* [What is asked] Print each line exactly as it is given.
* start *
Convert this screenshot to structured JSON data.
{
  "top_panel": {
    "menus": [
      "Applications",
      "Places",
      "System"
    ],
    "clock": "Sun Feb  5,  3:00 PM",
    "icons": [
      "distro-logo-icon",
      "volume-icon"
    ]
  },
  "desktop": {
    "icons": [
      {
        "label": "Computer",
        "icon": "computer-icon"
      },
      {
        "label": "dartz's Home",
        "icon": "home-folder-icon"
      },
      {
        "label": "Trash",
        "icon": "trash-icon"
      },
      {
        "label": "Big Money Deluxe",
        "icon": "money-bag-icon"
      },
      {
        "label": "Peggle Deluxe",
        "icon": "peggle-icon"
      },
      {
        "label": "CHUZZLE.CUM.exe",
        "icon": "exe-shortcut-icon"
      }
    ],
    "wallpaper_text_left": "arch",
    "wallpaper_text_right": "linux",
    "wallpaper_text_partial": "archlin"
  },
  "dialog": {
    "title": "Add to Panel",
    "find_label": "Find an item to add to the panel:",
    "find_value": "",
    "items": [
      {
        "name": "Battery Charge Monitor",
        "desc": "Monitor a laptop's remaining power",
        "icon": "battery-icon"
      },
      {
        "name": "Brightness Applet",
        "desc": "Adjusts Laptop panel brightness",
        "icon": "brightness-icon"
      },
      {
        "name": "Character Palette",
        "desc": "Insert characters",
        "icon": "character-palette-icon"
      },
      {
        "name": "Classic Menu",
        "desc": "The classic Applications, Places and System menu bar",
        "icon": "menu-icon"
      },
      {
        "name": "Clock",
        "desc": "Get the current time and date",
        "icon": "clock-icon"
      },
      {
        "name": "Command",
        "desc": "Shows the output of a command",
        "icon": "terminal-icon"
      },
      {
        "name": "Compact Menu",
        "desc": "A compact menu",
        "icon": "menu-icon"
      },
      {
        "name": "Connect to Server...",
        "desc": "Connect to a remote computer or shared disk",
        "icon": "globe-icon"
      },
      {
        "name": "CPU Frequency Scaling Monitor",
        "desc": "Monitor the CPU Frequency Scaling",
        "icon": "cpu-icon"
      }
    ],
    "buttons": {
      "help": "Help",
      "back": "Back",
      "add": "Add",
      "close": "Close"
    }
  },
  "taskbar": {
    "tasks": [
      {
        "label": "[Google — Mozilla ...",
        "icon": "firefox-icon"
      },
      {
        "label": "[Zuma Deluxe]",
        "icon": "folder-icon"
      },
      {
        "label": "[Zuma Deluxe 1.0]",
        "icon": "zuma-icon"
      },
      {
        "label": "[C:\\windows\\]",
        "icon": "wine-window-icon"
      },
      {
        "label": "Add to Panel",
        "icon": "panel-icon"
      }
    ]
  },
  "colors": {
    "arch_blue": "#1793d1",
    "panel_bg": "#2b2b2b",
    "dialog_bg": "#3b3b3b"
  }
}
* end *
* [The completed task]
Convert this screenshot to structured JSON data.
{
  "top_panel": {
    "menus": [
      "Applications",
      "Places",
      "System"
    ],
    "clock": "Sun Feb  5,  3:00 PM",
    "icons": [
      "distro-logo-icon",
      "volume-icon"
    ]
  },
  "desktop": {
    "icons": [
      {
        "label": "Computer",
        "icon": "computer-icon"
      },
      {
        "label": "dartz's Home",
        "icon": "home-folder-icon"
      },
      {
        "label": "Trash",
        "icon": "trash-icon"
      },
      {
        "label": "Big Money Deluxe",
        "icon": "money-bag-icon"
      },
      {
        "label": "Peggle Deluxe",
        "icon": "peggle-icon"
      },
      {
        "label": "CHUZZLE.CUM.exe",
        "icon": "exe-shortcut-icon"
      }
    ],
    "wallpaper_text_left": "arch",
    "wallpaper_text_right": "linux",
    "wallpaper_text_partial": "archlin"
  },
  "dialog": {
    "title": "Add to Panel",
    "find_label": "Find an item to add to the panel:",
    "find_value": "",
    "items": [
      {
        "name": "Battery Charge Monitor",
        "desc": "Monitor a laptop's remaining power",
        "icon": "battery-icon"
      },
      {
        "name": "Brightness Applet",
        "desc": "Adjusts Laptop panel brightness",
        "icon": "brightness-icon"
      },
      {
        "name": "Character Palette",
        "desc": "Insert characters",
        "icon": "character-palette-icon"
      },
      {
        "name": "Classic Menu",
        "desc": "The classic Applications, Places and System menu bar",
        "icon": "menu-icon"
      },
      {
        "name": "Clock",
        "desc": "Get the current time and date",
        "icon": "clock-icon"
      },
      {
        "name": "Command",
        "desc": "Shows the output of a command",
        "icon": "terminal-icon"
      },
      {
        "name": "Compact Menu",
        "desc": "A compact menu",
        "icon": "menu-icon"
      },
      {
        "name": "Connect to Server...",
        "desc": "Connect to a remote computer or shared disk",
        "icon": "globe-icon"
      },
      {
        "name": "CPU Frequency Scaling Monitor",
        "desc": "Monitor the CPU Frequency Scaling",
        "icon": "cpu-icon"
      }
    ],
    "buttons": {
      "help": "Help",
      "back": "Back",
      "add": "Add",
      "close": "Close"
    }
  },
  "taskbar": {
    "tasks": [
      {
        "label": "[Google — Mozilla ...",
        "icon": "firefox-icon"
      },
      {
        "label": "[Zuma Deluxe]",
        "icon": "folder-icon"
      },
      {
        "label": "[Zuma Deluxe 1.0]",
        "icon": "zuma-icon"
      },
      {
        "label": "[C:\\windows\\]",
        "icon": "wine-window-icon"
      },
      {
        "label": "Add to Panel",
        "icon": "panel-icon"
      }
    ]
  },
  "colors": {
    "arch_blue": "#1793d1",
    "panel_bg": "#2b2b2b",
    "dialog_bg": "#3b3b3b"
  }
}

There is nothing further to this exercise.